▽

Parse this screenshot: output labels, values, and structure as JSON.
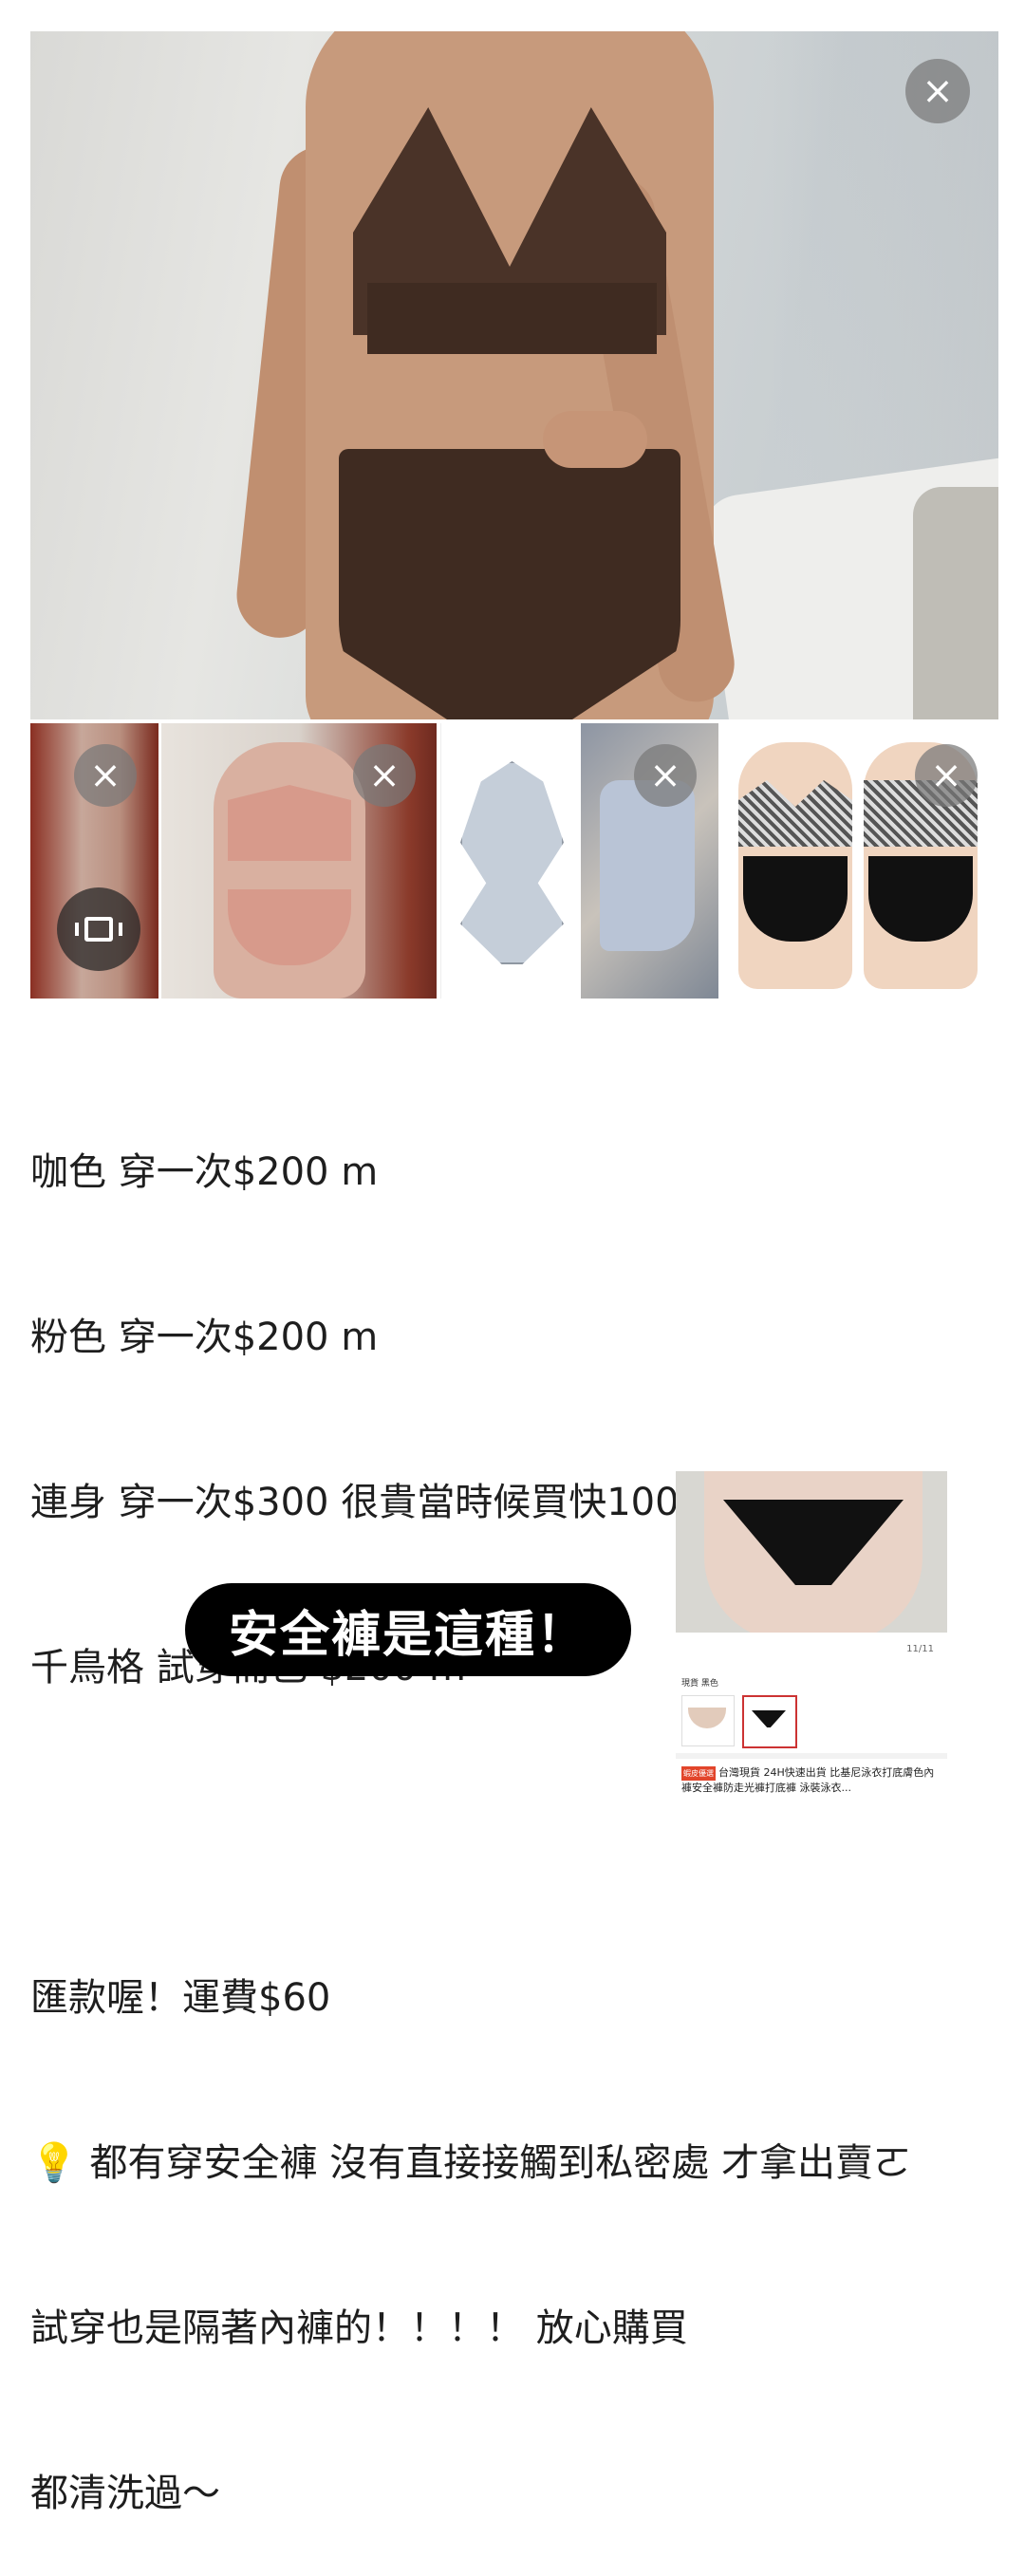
{
  "viewer": {
    "close_icon": "×",
    "thumbnail_close_icon": "×"
  },
  "post": {
    "lines": [
      "咖色 穿一次$200 m",
      "粉色 穿一次$200 m",
      "連身 穿一次$300 很貴當時候買快1000 m",
      "千鳥格 試穿而已 $200 m",
      "",
      "匯款喔！運費$60",
      "💡 都有穿安全褲 沒有直接接觸到私密處 才拿出賣ㄛ",
      "試穿也是隔著內褲的！！！！ 放心購買",
      "都清洗過～"
    ]
  },
  "cta": {
    "label": "安全褲是這種！"
  },
  "product_card": {
    "count": "11/11",
    "variant_label": "現貨 黑色",
    "tag": "蝦皮優選",
    "title": "台灣現貨 24H快速出貨 比基尼泳衣打底膚色內褲安全褲防走光褲打底褲 泳裝泳衣..."
  },
  "colors": {
    "accent_brown": "#3f2b21",
    "cta_bg": "#000000",
    "close_btn_bg": "#7a7a7a"
  }
}
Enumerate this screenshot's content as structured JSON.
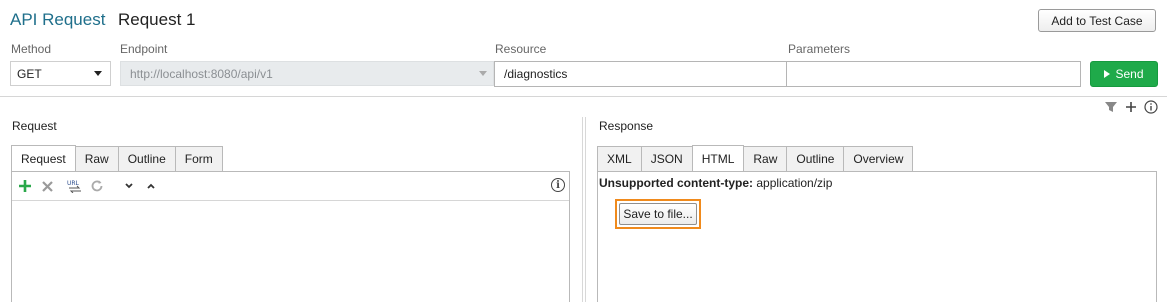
{
  "header": {
    "app_title": "API Request",
    "request_name": "Request 1",
    "add_to_test_case_label": "Add to Test Case"
  },
  "fields": {
    "method_label": "Method",
    "method_value": "GET",
    "endpoint_label": "Endpoint",
    "endpoint_value": "http://localhost:8080/api/v1",
    "resource_label": "Resource",
    "resource_value": "/diagnostics",
    "parameters_label": "Parameters",
    "parameters_value": "",
    "send_label": "Send"
  },
  "toolbar_icons": [
    "filter-icon",
    "plus-icon",
    "info-icon"
  ],
  "request_section": {
    "title": "Request",
    "tabs": [
      "Request",
      "Raw",
      "Outline",
      "Form"
    ],
    "active_tab": "Request",
    "toolbar": [
      "add-icon",
      "delete-icon",
      "url-encode-icon",
      "refresh-icon",
      "move-down-icon",
      "move-up-icon",
      "info-icon"
    ]
  },
  "response_section": {
    "title": "Response",
    "tabs": [
      "XML",
      "JSON",
      "HTML",
      "Raw",
      "Outline",
      "Overview"
    ],
    "active_tab": "HTML",
    "content_type_label": "Unsupported content-type:",
    "content_type_value": "application/zip",
    "save_button_label": "Save to file..."
  },
  "colors": {
    "title_accent": "#1f6f8b",
    "send_green": "#1faa4a",
    "highlight_orange": "#f08a1c"
  }
}
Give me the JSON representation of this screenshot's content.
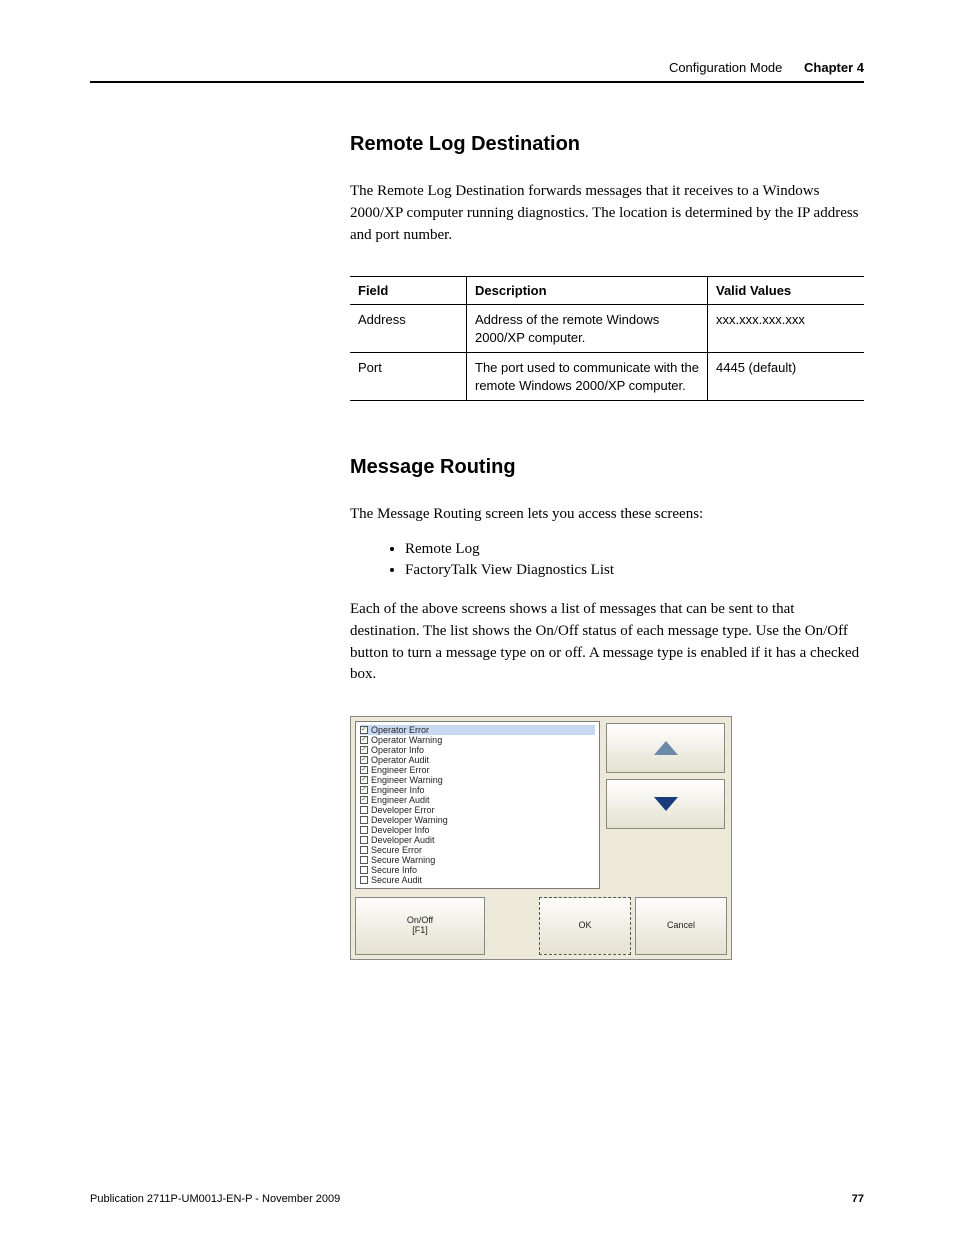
{
  "header": {
    "breadcrumb": "Configuration Mode",
    "chapter": "Chapter 4"
  },
  "section1": {
    "title": "Remote Log Destination",
    "body": "The Remote Log Destination forwards messages that it receives to a Windows 2000/XP computer running diagnostics. The location is determined by the IP address and port number."
  },
  "table": {
    "headers": {
      "field": "Field",
      "description": "Description",
      "values": "Valid Values"
    },
    "rows": [
      {
        "field": "Address",
        "description": "Address of the remote Windows 2000/XP computer.",
        "values": "xxx.xxx.xxx.xxx"
      },
      {
        "field": "Port",
        "description": "The port used to communicate with the remote Windows 2000/XP computer.",
        "values": "4445 (default)"
      }
    ]
  },
  "section2": {
    "title": "Message Routing",
    "intro": "The Message Routing screen lets you access these screens:",
    "bullets": [
      "Remote Log",
      "FactoryTalk View Diagnostics List"
    ],
    "body2": "Each of the above screens shows a list of messages that can be sent to that destination. The list shows the On/Off status of each message type. Use the On/Off button to turn a message type on or off. A message type is enabled if it has a checked box."
  },
  "ui": {
    "items": [
      {
        "label": "Operator Error",
        "checked": true,
        "selected": true
      },
      {
        "label": "Operator Warning",
        "checked": true,
        "selected": false
      },
      {
        "label": "Operator Info",
        "checked": true,
        "selected": false
      },
      {
        "label": "Operator Audit",
        "checked": true,
        "selected": false
      },
      {
        "label": "Engineer Error",
        "checked": true,
        "selected": false
      },
      {
        "label": "Engineer Warning",
        "checked": true,
        "selected": false
      },
      {
        "label": "Engineer Info",
        "checked": true,
        "selected": false
      },
      {
        "label": "Engineer Audit",
        "checked": true,
        "selected": false
      },
      {
        "label": "Developer Error",
        "checked": false,
        "selected": false
      },
      {
        "label": "Developer Warning",
        "checked": false,
        "selected": false
      },
      {
        "label": "Developer Info",
        "checked": false,
        "selected": false
      },
      {
        "label": "Developer Audit",
        "checked": false,
        "selected": false
      },
      {
        "label": "Secure Error",
        "checked": false,
        "selected": false
      },
      {
        "label": "Secure Warning",
        "checked": false,
        "selected": false
      },
      {
        "label": "Secure Info",
        "checked": false,
        "selected": false
      },
      {
        "label": "Secure Audit",
        "checked": false,
        "selected": false
      }
    ],
    "checkmark": "✓",
    "onoff_label": "On/Off\n[F1]",
    "ok_label": "OK",
    "cancel_label": "Cancel"
  },
  "footer": {
    "publication": "Publication 2711P-UM001J-EN-P - November 2009",
    "page": "77"
  }
}
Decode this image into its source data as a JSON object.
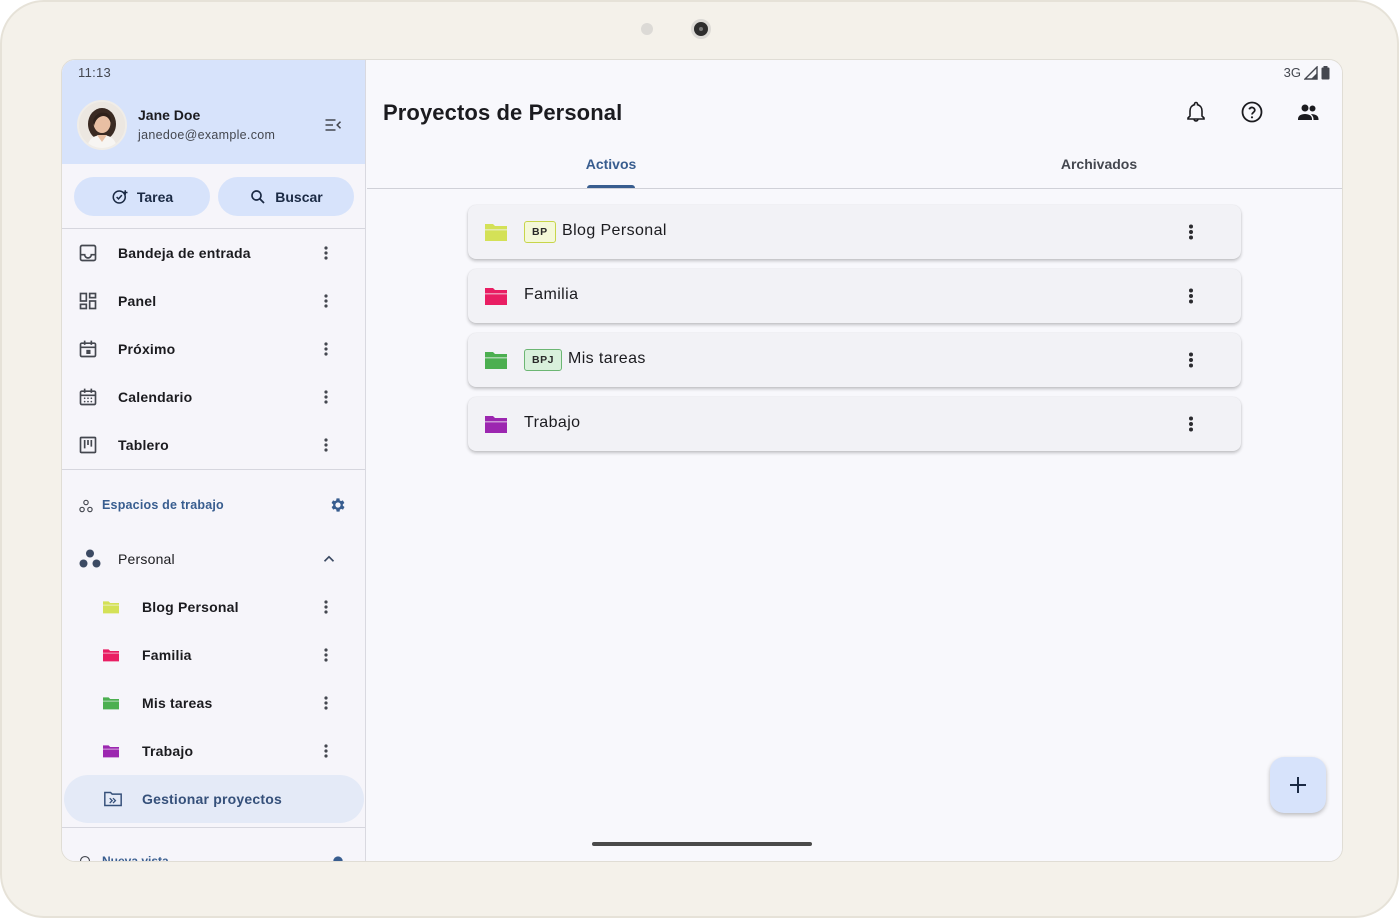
{
  "status": {
    "time": "11:13",
    "network": "3G"
  },
  "user": {
    "name": "Jane Doe",
    "email": "janedoe@example.com"
  },
  "sidebar": {
    "buttons": {
      "task": "Tarea",
      "search": "Buscar"
    },
    "nav": [
      {
        "label": "Bandeja de entrada",
        "icon": "inbox-icon"
      },
      {
        "label": "Panel",
        "icon": "dashboard-icon"
      },
      {
        "label": "Próximo",
        "icon": "upcoming-icon"
      },
      {
        "label": "Calendario",
        "icon": "calendar-icon"
      },
      {
        "label": "Tablero",
        "icon": "board-icon"
      }
    ],
    "workspaces_header": "Espacios de trabajo",
    "workspace": {
      "name": "Personal",
      "expanded": true
    },
    "projects": [
      {
        "label": "Blog Personal",
        "color": "#d4e157"
      },
      {
        "label": "Familia",
        "color": "#e91e63"
      },
      {
        "label": "Mis tareas",
        "color": "#4caf50"
      },
      {
        "label": "Trabajo",
        "color": "#9c27b0"
      }
    ],
    "manage_projects": "Gestionar proyectos",
    "partial_section": "Nueva vista"
  },
  "main": {
    "title": "Proyectos de Personal",
    "tabs": [
      {
        "label": "Activos",
        "active": true
      },
      {
        "label": "Archivados",
        "active": false
      }
    ],
    "projects": [
      {
        "name": "Blog Personal",
        "badge": "BP",
        "color": "#d4e157"
      },
      {
        "name": "Familia",
        "badge": "",
        "color": "#e91e63"
      },
      {
        "name": "Mis tareas",
        "badge": "BPJ",
        "color": "#4caf50"
      },
      {
        "name": "Trabajo",
        "badge": "",
        "color": "#9c27b0"
      }
    ],
    "fab_icon": "plus-icon"
  },
  "colors": {
    "accent": "#385d8f",
    "header_bg": "#d7e3fb"
  }
}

△

→ **THE PROBLEM**
Every entry must be transcribed exactly. Pictures do not belong in the copy.

→ **PROBLEM SOLUTION**
Parse this screenshot: output labels, values, and structure as JSON.
{
  "viewer": {
    "close_icon": "×",
    "thumbnail_close_icon": "×"
  },
  "post": {
    "lines": [
      "咖色 穿一次$200 m",
      "粉色 穿一次$200 m",
      "連身 穿一次$300 很貴當時候買快1000 m",
      "千鳥格 試穿而已 $200 m",
      "",
      "匯款喔！運費$60",
      "💡 都有穿安全褲 沒有直接接觸到私密處 才拿出賣ㄛ",
      "試穿也是隔著內褲的！！！！ 放心購買",
      "都清洗過～"
    ]
  },
  "cta": {
    "label": "安全褲是這種！"
  },
  "product_card": {
    "count": "11/11",
    "variant_label": "現貨 黑色",
    "tag": "蝦皮優選",
    "title": "台灣現貨 24H快速出貨 比基尼泳衣打底膚色內褲安全褲防走光褲打底褲 泳裝泳衣..."
  },
  "colors": {
    "accent_brown": "#3f2b21",
    "cta_bg": "#000000",
    "close_btn_bg": "#7a7a7a"
  }
}
Enumerate this screenshot's content as structured JSON.
{
  "header": {
    "app_title": "API Request",
    "request_name": "Request 1",
    "add_to_test_case_label": "Add to Test Case"
  },
  "fields": {
    "method_label": "Method",
    "method_value": "GET",
    "endpoint_label": "Endpoint",
    "endpoint_value": "http://localhost:8080/api/v1",
    "resource_label": "Resource",
    "resource_value": "/diagnostics",
    "parameters_label": "Parameters",
    "parameters_value": "",
    "send_label": "Send"
  },
  "toolbar_icons": [
    "filter-icon",
    "plus-icon",
    "info-icon"
  ],
  "request_section": {
    "title": "Request",
    "tabs": [
      "Request",
      "Raw",
      "Outline",
      "Form"
    ],
    "active_tab": "Request",
    "toolbar": [
      "add-icon",
      "delete-icon",
      "url-encode-icon",
      "refresh-icon",
      "move-down-icon",
      "move-up-icon",
      "info-icon"
    ]
  },
  "response_section": {
    "title": "Response",
    "tabs": [
      "XML",
      "JSON",
      "HTML",
      "Raw",
      "Outline",
      "Overview"
    ],
    "active_tab": "HTML",
    "content_type_label": "Unsupported content-type:",
    "content_type_value": "application/zip",
    "save_button_label": "Save to file..."
  },
  "colors": {
    "title_accent": "#1f6f8b",
    "send_green": "#1faa4a",
    "highlight_orange": "#f08a1c"
  }
}
Give me the JSON representation of this screenshot's content.
{
  "header": {
    "breadcrumb": "Configuration Mode",
    "chapter": "Chapter 4"
  },
  "section1": {
    "title": "Remote Log Destination",
    "body": "The Remote Log Destination forwards messages that it receives to a Windows 2000/XP computer running diagnostics. The location is determined by the IP address and port number."
  },
  "table": {
    "headers": {
      "field": "Field",
      "description": "Description",
      "values": "Valid Values"
    },
    "rows": [
      {
        "field": "Address",
        "description": "Address of the remote Windows 2000/XP computer.",
        "values": "xxx.xxx.xxx.xxx"
      },
      {
        "field": "Port",
        "description": "The port used to communicate with the remote Windows 2000/XP computer.",
        "values": "4445 (default)"
      }
    ]
  },
  "section2": {
    "title": "Message Routing",
    "intro": "The Message Routing screen lets you access these screens:",
    "bullets": [
      "Remote Log",
      "FactoryTalk View Diagnostics List"
    ],
    "body2": "Each of the above screens shows a list of messages that can be sent to that destination. The list shows the On/Off status of each message type. Use the On/Off button to turn a message type on or off. A message type is enabled if it has a checked box."
  },
  "ui": {
    "items": [
      {
        "label": "Operator Error",
        "checked": true,
        "selected": true
      },
      {
        "label": "Operator Warning",
        "checked": true,
        "selected": false
      },
      {
        "label": "Operator Info",
        "checked": true,
        "selected": false
      },
      {
        "label": "Operator Audit",
        "checked": true,
        "selected": false
      },
      {
        "label": "Engineer Error",
        "checked": true,
        "selected": false
      },
      {
        "label": "Engineer Warning",
        "checked": true,
        "selected": false
      },
      {
        "label": "Engineer Info",
        "checked": true,
        "selected": false
      },
      {
        "label": "Engineer Audit",
        "checked": true,
        "selected": false
      },
      {
        "label": "Developer Error",
        "checked": false,
        "selected": false
      },
      {
        "label": "Developer Warning",
        "checked": false,
        "selected": false
      },
      {
        "label": "Developer Info",
        "checked": false,
        "selected": false
      },
      {
        "label": "Developer Audit",
        "checked": false,
        "selected": false
      },
      {
        "label": "Secure Error",
        "checked": false,
        "selected": false
      },
      {
        "label": "Secure Warning",
        "checked": false,
        "selected": false
      },
      {
        "label": "Secure Info",
        "checked": false,
        "selected": false
      },
      {
        "label": "Secure Audit",
        "checked": false,
        "selected": false
      }
    ],
    "checkmark": "✓",
    "onoff_label": "On/Off\n[F1]",
    "ok_label": "OK",
    "cancel_label": "Cancel"
  },
  "footer": {
    "publication": "Publication 2711P-UM001J-EN-P - November 2009",
    "page": "77"
  }
}
Decode this image into its source data as a JSON object.
{
  "status": {
    "time": "11:13",
    "network": "3G"
  },
  "user": {
    "name": "Jane Doe",
    "email": "janedoe@example.com"
  },
  "sidebar": {
    "buttons": {
      "task": "Tarea",
      "search": "Buscar"
    },
    "nav": [
      {
        "label": "Bandeja de entrada",
        "icon": "inbox-icon"
      },
      {
        "label": "Panel",
        "icon": "dashboard-icon"
      },
      {
        "label": "Próximo",
        "icon": "upcoming-icon"
      },
      {
        "label": "Calendario",
        "icon": "calendar-icon"
      },
      {
        "label": "Tablero",
        "icon": "board-icon"
      }
    ],
    "workspaces_header": "Espacios de trabajo",
    "workspace": {
      "name": "Personal",
      "expanded": true
    },
    "projects": [
      {
        "label": "Blog Personal",
        "color": "#d4e157"
      },
      {
        "label": "Familia",
        "color": "#e91e63"
      },
      {
        "label": "Mis tareas",
        "color": "#4caf50"
      },
      {
        "label": "Trabajo",
        "color": "#9c27b0"
      }
    ],
    "manage_projects": "Gestionar proyectos",
    "partial_section": "Nueva vista"
  },
  "main": {
    "title": "Proyectos de Personal",
    "tabs": [
      {
        "label": "Activos",
        "active": true
      },
      {
        "label": "Archivados",
        "active": false
      }
    ],
    "projects": [
      {
        "name": "Blog Personal",
        "badge": "BP",
        "color": "#d4e157"
      },
      {
        "name": "Familia",
        "badge": "",
        "color": "#e91e63"
      },
      {
        "name": "Mis tareas",
        "badge": "BPJ",
        "color": "#4caf50"
      },
      {
        "name": "Trabajo",
        "badge": "",
        "color": "#9c27b0"
      }
    ],
    "fab_icon": "plus-icon"
  },
  "colors": {
    "accent": "#385d8f",
    "header_bg": "#d7e3fb"
  }
}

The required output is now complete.